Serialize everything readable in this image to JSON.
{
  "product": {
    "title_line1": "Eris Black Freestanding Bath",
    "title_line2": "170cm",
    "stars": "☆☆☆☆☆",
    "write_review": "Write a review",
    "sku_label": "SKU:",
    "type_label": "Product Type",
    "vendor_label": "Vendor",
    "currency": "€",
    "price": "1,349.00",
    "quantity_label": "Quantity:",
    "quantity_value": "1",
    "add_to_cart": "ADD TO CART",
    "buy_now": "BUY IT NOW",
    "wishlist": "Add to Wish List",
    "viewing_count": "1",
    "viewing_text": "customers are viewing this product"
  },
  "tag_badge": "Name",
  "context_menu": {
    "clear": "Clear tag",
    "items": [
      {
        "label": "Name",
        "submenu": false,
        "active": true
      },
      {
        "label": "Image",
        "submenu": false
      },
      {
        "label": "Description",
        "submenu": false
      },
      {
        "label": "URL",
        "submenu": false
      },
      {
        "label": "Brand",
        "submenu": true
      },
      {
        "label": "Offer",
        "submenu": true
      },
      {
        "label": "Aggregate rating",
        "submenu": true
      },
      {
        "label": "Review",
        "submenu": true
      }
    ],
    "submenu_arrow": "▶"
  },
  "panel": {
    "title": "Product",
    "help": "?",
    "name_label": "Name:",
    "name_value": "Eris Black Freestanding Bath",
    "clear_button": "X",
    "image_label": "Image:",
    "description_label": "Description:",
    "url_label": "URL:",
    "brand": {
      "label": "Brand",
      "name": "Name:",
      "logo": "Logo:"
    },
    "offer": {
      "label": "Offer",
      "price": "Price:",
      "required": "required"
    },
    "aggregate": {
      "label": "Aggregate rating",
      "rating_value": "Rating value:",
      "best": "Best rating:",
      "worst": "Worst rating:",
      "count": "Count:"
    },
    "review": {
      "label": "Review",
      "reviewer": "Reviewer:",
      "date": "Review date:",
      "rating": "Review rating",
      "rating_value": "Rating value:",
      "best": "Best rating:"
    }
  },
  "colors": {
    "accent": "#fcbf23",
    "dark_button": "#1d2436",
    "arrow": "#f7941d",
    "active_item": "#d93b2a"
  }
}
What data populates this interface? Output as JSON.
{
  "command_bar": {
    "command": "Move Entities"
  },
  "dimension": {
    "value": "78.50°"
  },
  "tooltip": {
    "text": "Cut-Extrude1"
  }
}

---

INSTRUCTIONS FOR THE TASK –
Reproduce each record exactly, leaving nothing out.

RESPONSE TO THIS TASK –
Serialize everything readable in this image to JSON.
{
  "product": {
    "title_line1": "Eris Black Freestanding Bath",
    "title_line2": "170cm",
    "stars": "☆☆☆☆☆",
    "write_review": "Write a review",
    "sku_label": "SKU:",
    "type_label": "Product Type",
    "vendor_label": "Vendor",
    "currency": "€",
    "price": "1,349.00",
    "quantity_label": "Quantity:",
    "quantity_value": "1",
    "add_to_cart": "ADD TO CART",
    "buy_now": "BUY IT NOW",
    "wishlist": "Add to Wish List",
    "viewing_count": "1",
    "viewing_text": "customers are viewing this product"
  },
  "tag_badge": "Name",
  "context_menu": {
    "clear": "Clear tag",
    "items": [
      {
        "label": "Name",
        "submenu": false,
        "active": true
      },
      {
        "label": "Image",
        "submenu": false
      },
      {
        "label": "Description",
        "submenu": false
      },
      {
        "label": "URL",
        "submenu": false
      },
      {
        "label": "Brand",
        "submenu": true
      },
      {
        "label": "Offer",
        "submenu": true
      },
      {
        "label": "Aggregate rating",
        "submenu": true
      },
      {
        "label": "Review",
        "submenu": true
      }
    ],
    "submenu_arrow": "▶"
  },
  "panel": {
    "title": "Product",
    "help": "?",
    "name_label": "Name:",
    "name_value": "Eris Black Freestanding Bath",
    "clear_button": "X",
    "image_label": "Image:",
    "description_label": "Description:",
    "url_label": "URL:",
    "brand": {
      "label": "Brand",
      "name": "Name:",
      "logo": "Logo:"
    },
    "offer": {
      "label": "Offer",
      "price": "Price:",
      "required": "required"
    },
    "aggregate": {
      "label": "Aggregate rating",
      "rating_value": "Rating value:",
      "best": "Best rating:",
      "worst": "Worst rating:",
      "count": "Count:"
    },
    "review": {
      "label": "Review",
      "reviewer": "Reviewer:",
      "date": "Review date:",
      "rating": "Review rating",
      "rating_value": "Rating value:",
      "best": "Best rating:"
    }
  },
  "colors": {
    "accent": "#fcbf23",
    "dark_button": "#1d2436",
    "arrow": "#f7941d",
    "active_item": "#d93b2a"
  }
}
What data populates this interface? Output as JSON.
{
  "command_bar": {
    "command": "Move Entities"
  },
  "dimension": {
    "value": "78.50°"
  },
  "tooltip": {
    "text": "Cut-Extrude1"
  }
}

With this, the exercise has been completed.